**AIM OF THE TASK:** Take every line where the string "medelvärde" appears and copy it.

A run of records
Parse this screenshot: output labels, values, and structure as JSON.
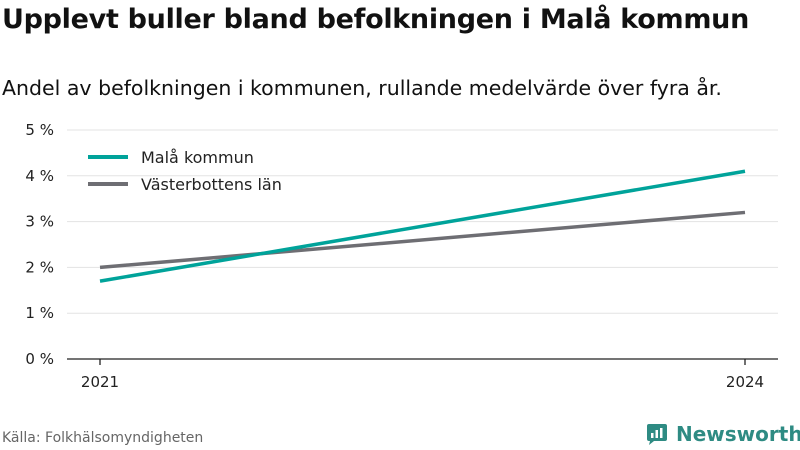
{
  "title": "Upplevt buller bland befolkningen i Malå kommun",
  "subtitle": "Andel av befolkningen i kommunen, rullande medelvärde över fyra år.",
  "source": "Källa: Folkhälsomyndigheten",
  "brand": {
    "name": "Newsworthy",
    "icon": "newsworthy-logo-icon",
    "color": "#2e8b83"
  },
  "chart_data": {
    "type": "line",
    "title": "Upplevt buller bland befolkningen i Malå kommun",
    "subtitle": "Andel av befolkningen i kommunen, rullande medelvärde över fyra år.",
    "xlabel": "",
    "ylabel": "",
    "x": [
      2021,
      2024
    ],
    "x_tick_labels": [
      "2021",
      "2024"
    ],
    "ylim": [
      0,
      5
    ],
    "y_ticks": [
      0,
      1,
      2,
      3,
      4,
      5
    ],
    "y_tick_labels": [
      "0 %",
      "1 %",
      "2 %",
      "3 %",
      "4 %",
      "5 %"
    ],
    "grid": true,
    "legend_position": "top-left",
    "series": [
      {
        "name": "Malå kommun",
        "color": "#00a39a",
        "values": [
          1.7,
          4.1
        ]
      },
      {
        "name": "Västerbottens län",
        "color": "#6e6e73",
        "values": [
          2.0,
          3.2
        ]
      }
    ]
  }
}
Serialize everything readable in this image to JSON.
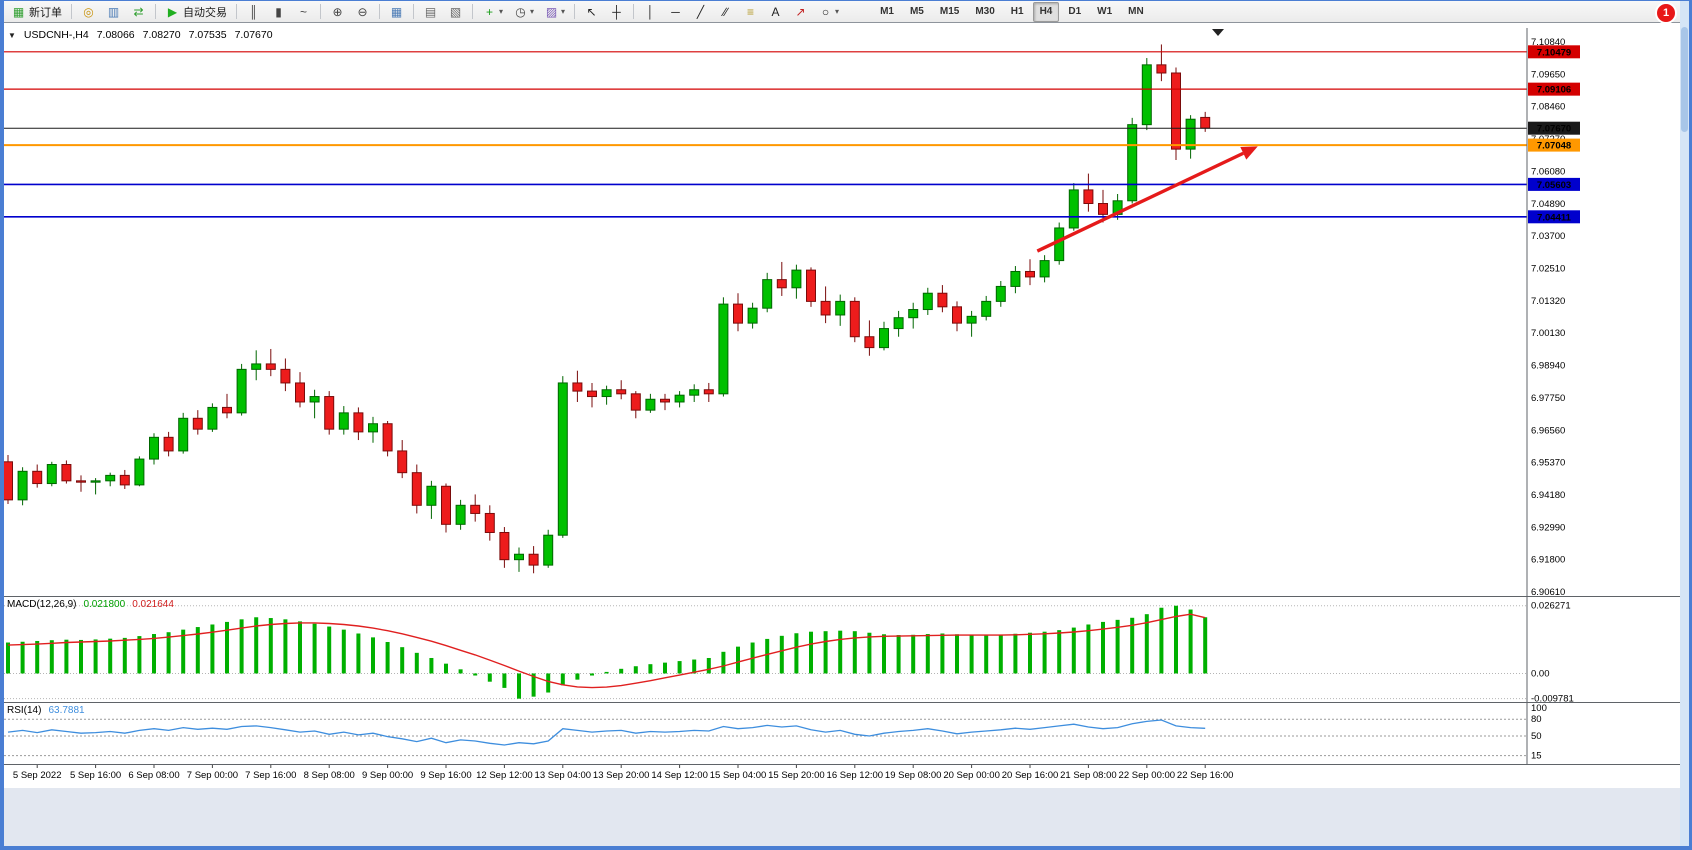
{
  "window": {
    "notification_count": "1"
  },
  "toolbar": {
    "items": [
      {
        "type": "button",
        "name": "new-order-button",
        "icon": "new-order-icon",
        "glyph": "▦",
        "glyph_color": "#2e9e2e",
        "label": "新订单"
      },
      {
        "type": "sep"
      },
      {
        "type": "button",
        "name": "mql-wizard-button",
        "icon": "compass-icon",
        "glyph": "◎",
        "glyph_color": "#c8920a"
      },
      {
        "type": "button",
        "name": "charts-button",
        "icon": "charts-icon",
        "glyph": "▥",
        "glyph_color": "#4a7ab5"
      },
      {
        "type": "button",
        "name": "refresh-button",
        "icon": "refresh-icon",
        "glyph": "⇄",
        "glyph_color": "#2e9e2e"
      },
      {
        "type": "sep"
      },
      {
        "type": "button",
        "name": "autotrading-button",
        "icon": "play-icon",
        "glyph": "▶",
        "glyph_color": "#1fae1f",
        "label": "自动交易"
      },
      {
        "type": "sep"
      },
      {
        "type": "button",
        "name": "bar-chart-button",
        "icon": "bar-chart-icon",
        "glyph": "║",
        "glyph_color": "#444"
      },
      {
        "type": "button",
        "name": "candlestick-chart-button",
        "icon": "candlestick-chart-icon",
        "glyph": "▮",
        "glyph_color": "#444"
      },
      {
        "type": "button",
        "name": "line-chart-button",
        "icon": "line-chart-icon",
        "glyph": "~",
        "glyph_color": "#444"
      },
      {
        "type": "sep"
      },
      {
        "type": "button",
        "name": "zoom-in-button",
        "icon": "zoom-in-icon",
        "glyph": "⊕",
        "glyph_color": "#444"
      },
      {
        "type": "button",
        "name": "zoom-out-button",
        "icon": "zoom-out-icon",
        "glyph": "⊖",
        "glyph_color": "#444"
      },
      {
        "type": "sep"
      },
      {
        "type": "button",
        "name": "tile-windows-button",
        "icon": "tile-windows-icon",
        "glyph": "▦",
        "glyph_color": "#4a7ab5"
      },
      {
        "type": "sep"
      },
      {
        "type": "button",
        "name": "profile-button",
        "icon": "profile-icon",
        "glyph": "▤",
        "glyph_color": "#666"
      },
      {
        "type": "button",
        "name": "cascade-button",
        "icon": "cascade-icon",
        "glyph": "▧",
        "glyph_color": "#666"
      },
      {
        "type": "sep"
      },
      {
        "type": "button",
        "name": "indicators-button",
        "icon": "indicators-plus-icon",
        "glyph": "+",
        "glyph_color": "#1a9e1a",
        "dropdown": true
      },
      {
        "type": "button",
        "name": "periods-button",
        "icon": "clock-icon",
        "glyph": "◷",
        "glyph_color": "#444",
        "dropdown": true
      },
      {
        "type": "button",
        "name": "templates-button",
        "icon": "template-icon",
        "glyph": "▨",
        "glyph_color": "#7a5ab5",
        "dropdown": true
      },
      {
        "type": "sep"
      },
      {
        "type": "button",
        "name": "cursor-button",
        "icon": "cursor-icon",
        "glyph": "↖",
        "glyph_color": "#222"
      },
      {
        "type": "button",
        "name": "crosshair-button",
        "icon": "crosshair-icon",
        "glyph": "┼",
        "glyph_color": "#222"
      },
      {
        "type": "sep"
      },
      {
        "type": "button",
        "name": "vertical-line-button",
        "icon": "vertical-line-icon",
        "glyph": "│",
        "glyph_color": "#222"
      },
      {
        "type": "button",
        "name": "horizontal-line-button",
        "icon": "horizontal-line-icon",
        "glyph": "─",
        "glyph_color": "#222"
      },
      {
        "type": "button",
        "name": "trendline-button",
        "icon": "trendline-icon",
        "glyph": "╱",
        "glyph_color": "#222"
      },
      {
        "type": "button",
        "name": "channel-button",
        "icon": "channel-icon",
        "glyph": "∕∕",
        "glyph_color": "#222"
      },
      {
        "type": "button",
        "name": "fibonacci-button",
        "icon": "fibonacci-icon",
        "glyph": "≡",
        "glyph_color": "#b59a2a"
      },
      {
        "type": "button",
        "name": "text-button",
        "icon": "text-icon",
        "glyph": "A",
        "glyph_color": "#222"
      },
      {
        "type": "button",
        "name": "arrows-button",
        "icon": "arrow-label-icon",
        "glyph": "↗",
        "glyph_color": "#c22222"
      },
      {
        "type": "button",
        "name": "shapes-button",
        "icon": "shapes-icon",
        "glyph": "○",
        "glyph_color": "#222",
        "dropdown": true
      }
    ],
    "timeframes": [
      "M1",
      "M5",
      "M15",
      "M30",
      "H1",
      "H4",
      "D1",
      "W1",
      "MN"
    ],
    "active_timeframe": "H4"
  },
  "chart_data": {
    "type": "candlestick",
    "header": {
      "symbol_period": "USDCNH-,H4",
      "open": "7.08066",
      "high": "7.08270",
      "low": "7.07535",
      "close": "7.07670"
    },
    "price_axis_ticks": [
      "7.10840",
      "7.09650",
      "7.08460",
      "7.07270",
      "7.06080",
      "7.04890",
      "7.03700",
      "7.02510",
      "7.01320",
      "7.00130",
      "6.98940",
      "6.97750",
      "6.96560",
      "6.95370",
      "6.94180",
      "6.92990",
      "6.91800",
      "6.90610"
    ],
    "x_labels": [
      {
        "i": 2,
        "label": "5 Sep 2022"
      },
      {
        "i": 6,
        "label": "5 Sep 16:00"
      },
      {
        "i": 10,
        "label": "6 Sep 08:00"
      },
      {
        "i": 14,
        "label": "7 Sep 00:00"
      },
      {
        "i": 18,
        "label": "7 Sep 16:00"
      },
      {
        "i": 22,
        "label": "8 Sep 08:00"
      },
      {
        "i": 26,
        "label": "9 Sep 00:00"
      },
      {
        "i": 30,
        "label": "9 Sep 16:00"
      },
      {
        "i": 34,
        "label": "12 Sep 12:00"
      },
      {
        "i": 38,
        "label": "13 Sep 04:00"
      },
      {
        "i": 42,
        "label": "13 Sep 20:00"
      },
      {
        "i": 46,
        "label": "14 Sep 12:00"
      },
      {
        "i": 50,
        "label": "15 Sep 04:00"
      },
      {
        "i": 54,
        "label": "15 Sep 20:00"
      },
      {
        "i": 58,
        "label": "16 Sep 12:00"
      },
      {
        "i": 62,
        "label": "19 Sep 08:00"
      },
      {
        "i": 66,
        "label": "20 Sep 00:00"
      },
      {
        "i": 70,
        "label": "20 Sep 16:00"
      },
      {
        "i": 74,
        "label": "21 Sep 08:00"
      },
      {
        "i": 78,
        "label": "22 Sep 00:00"
      },
      {
        "i": 82,
        "label": "22 Sep 16:00"
      }
    ],
    "candles": [
      [
        6.954,
        6.9565,
        6.9385,
        6.94
      ],
      [
        6.94,
        6.952,
        6.938,
        6.9505
      ],
      [
        6.9505,
        6.953,
        6.9445,
        6.946
      ],
      [
        6.946,
        6.954,
        6.945,
        6.953
      ],
      [
        6.953,
        6.9545,
        6.946,
        6.947
      ],
      [
        6.947,
        6.949,
        6.943,
        6.9465
      ],
      [
        6.9465,
        6.948,
        6.942,
        6.947
      ],
      [
        6.947,
        6.95,
        6.945,
        6.949
      ],
      [
        6.949,
        6.951,
        6.944,
        6.9455
      ],
      [
        6.9455,
        6.956,
        6.945,
        6.955
      ],
      [
        6.955,
        6.9645,
        6.953,
        6.963
      ],
      [
        6.963,
        6.965,
        6.956,
        6.958
      ],
      [
        6.958,
        6.972,
        6.957,
        6.97
      ],
      [
        6.97,
        6.973,
        6.964,
        6.966
      ],
      [
        6.966,
        6.9755,
        6.965,
        6.974
      ],
      [
        6.974,
        6.979,
        6.97,
        6.972
      ],
      [
        6.972,
        6.99,
        6.971,
        6.988
      ],
      [
        6.988,
        6.995,
        6.984,
        6.99
      ],
      [
        6.99,
        6.9955,
        6.9855,
        6.988
      ],
      [
        6.988,
        6.992,
        6.98,
        6.983
      ],
      [
        6.983,
        6.987,
        6.974,
        6.976
      ],
      [
        6.976,
        6.9805,
        6.97,
        6.978
      ],
      [
        6.978,
        6.98,
        6.964,
        6.966
      ],
      [
        6.966,
        6.9745,
        6.964,
        6.972
      ],
      [
        6.972,
        6.974,
        6.962,
        6.965
      ],
      [
        6.965,
        6.9705,
        6.961,
        6.968
      ],
      [
        6.968,
        6.969,
        6.956,
        6.958
      ],
      [
        6.958,
        6.962,
        6.948,
        6.95
      ],
      [
        6.95,
        6.953,
        6.935,
        6.938
      ],
      [
        6.938,
        6.947,
        6.933,
        6.945
      ],
      [
        6.945,
        6.946,
        6.928,
        6.931
      ],
      [
        6.931,
        6.94,
        6.929,
        6.938
      ],
      [
        6.938,
        6.942,
        6.932,
        6.935
      ],
      [
        6.935,
        6.938,
        6.925,
        6.928
      ],
      [
        6.928,
        6.93,
        6.915,
        6.918
      ],
      [
        6.918,
        6.9225,
        6.9135,
        6.92
      ],
      [
        6.92,
        6.923,
        6.913,
        6.916
      ],
      [
        6.916,
        6.929,
        6.915,
        6.927
      ],
      [
        6.927,
        6.9855,
        6.926,
        6.983
      ],
      [
        6.983,
        6.9875,
        6.976,
        6.98
      ],
      [
        6.98,
        6.983,
        6.974,
        6.978
      ],
      [
        6.978,
        6.982,
        6.975,
        6.9805
      ],
      [
        6.9805,
        6.984,
        6.977,
        6.979
      ],
      [
        6.979,
        6.98,
        6.97,
        6.973
      ],
      [
        6.973,
        6.979,
        6.972,
        6.977
      ],
      [
        6.977,
        6.979,
        6.973,
        6.976
      ],
      [
        6.976,
        6.98,
        6.974,
        6.9785
      ],
      [
        6.9785,
        6.9825,
        6.976,
        6.9805
      ],
      [
        6.9805,
        6.983,
        6.976,
        6.979
      ],
      [
        6.979,
        7.0145,
        6.978,
        7.012
      ],
      [
        7.012,
        7.016,
        7.002,
        7.005
      ],
      [
        7.005,
        7.0125,
        7.003,
        7.0105
      ],
      [
        7.0105,
        7.0235,
        7.009,
        7.021
      ],
      [
        7.021,
        7.0275,
        7.015,
        7.018
      ],
      [
        7.018,
        7.0265,
        7.014,
        7.0245
      ],
      [
        7.0245,
        7.0255,
        7.011,
        7.013
      ],
      [
        7.013,
        7.0185,
        7.005,
        7.008
      ],
      [
        7.008,
        7.0155,
        7.004,
        7.013
      ],
      [
        7.013,
        7.0145,
        6.998,
        7.0
      ],
      [
        7.0,
        7.006,
        6.993,
        6.996
      ],
      [
        6.996,
        7.0055,
        6.995,
        7.003
      ],
      [
        7.003,
        7.0095,
        7.0,
        7.007
      ],
      [
        7.007,
        7.0125,
        7.003,
        7.01
      ],
      [
        7.01,
        7.018,
        7.008,
        7.016
      ],
      [
        7.016,
        7.019,
        7.009,
        7.011
      ],
      [
        7.011,
        7.013,
        7.002,
        7.005
      ],
      [
        7.005,
        7.0095,
        7.0,
        7.0075
      ],
      [
        7.0075,
        7.015,
        7.006,
        7.013
      ],
      [
        7.013,
        7.0205,
        7.011,
        7.0185
      ],
      [
        7.0185,
        7.026,
        7.016,
        7.024
      ],
      [
        7.024,
        7.0285,
        7.019,
        7.022
      ],
      [
        7.022,
        7.03,
        7.02,
        7.028
      ],
      [
        7.028,
        7.042,
        7.0265,
        7.04
      ],
      [
        7.04,
        7.0565,
        7.039,
        7.054
      ],
      [
        7.054,
        7.06,
        7.046,
        7.049
      ],
      [
        7.049,
        7.054,
        7.042,
        7.045
      ],
      [
        7.045,
        7.0525,
        7.043,
        7.05
      ],
      [
        7.05,
        7.0805,
        7.049,
        7.078
      ],
      [
        7.078,
        7.1025,
        7.076,
        7.1
      ],
      [
        7.1,
        7.1075,
        7.094,
        7.097
      ],
      [
        7.097,
        7.099,
        7.065,
        7.069
      ],
      [
        7.069,
        7.0815,
        7.0655,
        7.08
      ],
      [
        7.08066,
        7.0827,
        7.07535,
        7.0767
      ]
    ],
    "hlines": [
      {
        "price": 7.10479,
        "label": "7.10479",
        "color": "#d40000",
        "width": 1.2,
        "name": "resistance-line-1"
      },
      {
        "price": 7.09106,
        "label": "7.09106",
        "color": "#d40000",
        "width": 1.2,
        "name": "resistance-line-2"
      },
      {
        "price": 7.0767,
        "label": "7.07670",
        "color": "#1a1a1a",
        "width": 1,
        "name": "current-price-line"
      },
      {
        "price": 7.07048,
        "label": "7.07048",
        "color": "#ff9800",
        "width": 2,
        "name": "support-line-orange"
      },
      {
        "price": 7.05603,
        "label": "7.05603",
        "color": "#0000cd",
        "width": 1.6,
        "name": "support-line-blue-1"
      },
      {
        "price": 7.04411,
        "label": "7.04411",
        "color": "#0000cd",
        "width": 1.6,
        "name": "support-line-blue-2"
      }
    ],
    "trend_arrow": {
      "from_index": 70.5,
      "from_price": 7.0315,
      "to_index": 85.6,
      "to_price": 7.07,
      "color": "#e51a1a"
    },
    "macd": {
      "label": "MACD(12,26,9)",
      "main_value": "0.021800",
      "signal_value": "0.021644",
      "axis_ticks": [
        "0.026271",
        "0.00",
        "-0.009781"
      ],
      "histogram": [
        0.012,
        0.0123,
        0.0126,
        0.0129,
        0.0131,
        0.013,
        0.0132,
        0.0135,
        0.0138,
        0.0145,
        0.0153,
        0.016,
        0.017,
        0.018,
        0.019,
        0.02,
        0.021,
        0.0218,
        0.0215,
        0.021,
        0.0202,
        0.0193,
        0.0182,
        0.017,
        0.0155,
        0.014,
        0.0122,
        0.0102,
        0.008,
        0.006,
        0.0038,
        0.0016,
        -0.0008,
        -0.0032,
        -0.0056,
        -0.009781,
        -0.009,
        -0.0074,
        -0.0046,
        -0.0024,
        -0.0008,
        0.0006,
        0.0018,
        0.0028,
        0.0036,
        0.0042,
        0.0048,
        0.0054,
        0.006,
        0.0084,
        0.0104,
        0.012,
        0.0134,
        0.0146,
        0.0156,
        0.0162,
        0.0164,
        0.0166,
        0.0164,
        0.0158,
        0.0152,
        0.0149,
        0.015,
        0.0153,
        0.0155,
        0.0152,
        0.0148,
        0.0147,
        0.015,
        0.0154,
        0.0158,
        0.0162,
        0.0168,
        0.0178,
        0.019,
        0.02,
        0.0208,
        0.0216,
        0.023,
        0.0255,
        0.026271,
        0.0248,
        0.0218
      ],
      "signal": [
        0.011,
        0.0112,
        0.0114,
        0.0117,
        0.012,
        0.0122,
        0.0124,
        0.0126,
        0.0129,
        0.0132,
        0.0136,
        0.0141,
        0.0147,
        0.0153,
        0.016,
        0.0168,
        0.0176,
        0.0184,
        0.019,
        0.0194,
        0.0196,
        0.0196,
        0.0194,
        0.019,
        0.0184,
        0.0176,
        0.0166,
        0.0154,
        0.014,
        0.0125,
        0.0108,
        0.009,
        0.0072,
        0.0052,
        0.0031,
        0.0009,
        -0.0012,
        -0.0031,
        -0.0044,
        -0.0052,
        -0.0055,
        -0.0053,
        -0.0047,
        -0.0038,
        -0.0028,
        -0.0017,
        -0.0006,
        0.0005,
        0.0016,
        0.0029,
        0.0044,
        0.0059,
        0.0074,
        0.0088,
        0.0102,
        0.0114,
        0.0124,
        0.0132,
        0.0138,
        0.0142,
        0.0144,
        0.0145,
        0.0146,
        0.0147,
        0.0148,
        0.0149,
        0.0149,
        0.0149,
        0.0149,
        0.015,
        0.0152,
        0.0154,
        0.0157,
        0.0161,
        0.0166,
        0.0172,
        0.0179,
        0.0187,
        0.0197,
        0.0209,
        0.0221,
        0.023,
        0.021644
      ]
    },
    "rsi": {
      "label": "RSI(14)",
      "value": "63.7881",
      "levels": [
        80,
        50,
        15
      ],
      "axis_ticks": [
        "100",
        "80",
        "50",
        "15"
      ],
      "values": [
        57,
        60,
        56,
        61,
        58,
        55,
        56,
        58,
        55,
        60,
        63,
        60,
        65,
        62,
        64,
        62,
        67,
        68,
        65,
        61,
        57,
        59,
        53,
        57,
        52,
        55,
        49,
        45,
        40,
        46,
        38,
        43,
        41,
        37,
        34,
        38,
        36,
        41,
        63,
        60,
        57,
        59,
        60,
        55,
        58,
        57,
        58,
        60,
        59,
        67,
        63,
        65,
        69,
        66,
        68,
        61,
        57,
        60,
        53,
        50,
        55,
        58,
        60,
        63,
        59,
        54,
        57,
        59,
        61,
        64,
        62,
        65,
        68,
        71,
        66,
        63,
        65,
        72,
        76,
        78.5,
        68,
        65,
        63.7881
      ]
    },
    "colors": {
      "up_candle": "#00c000",
      "up_border": "#006600",
      "down_candle": "#ed1c1c",
      "down_border": "#7a0b0b",
      "macd_histogram": "#00b000",
      "macd_signal": "#e02020",
      "rsi_line": "#3e8ede",
      "trend_arrow": "#e51a1a",
      "resistance": "#d40000",
      "support_blue": "#0000cd",
      "support_orange": "#ff9800"
    }
  }
}
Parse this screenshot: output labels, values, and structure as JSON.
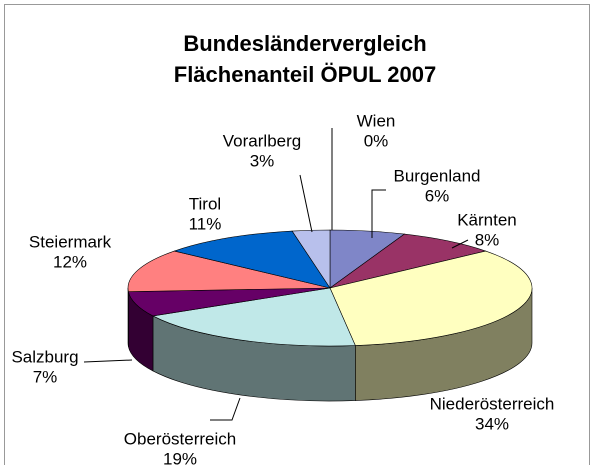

**TASK ANSWER:**
  "subtitle": "Andel av befolkningen i kommunen, rullande medelvärde över fyra år.",
    "subtitle": "Andel av befolkningen i kommunen, rullande medelvärde över fyra år.",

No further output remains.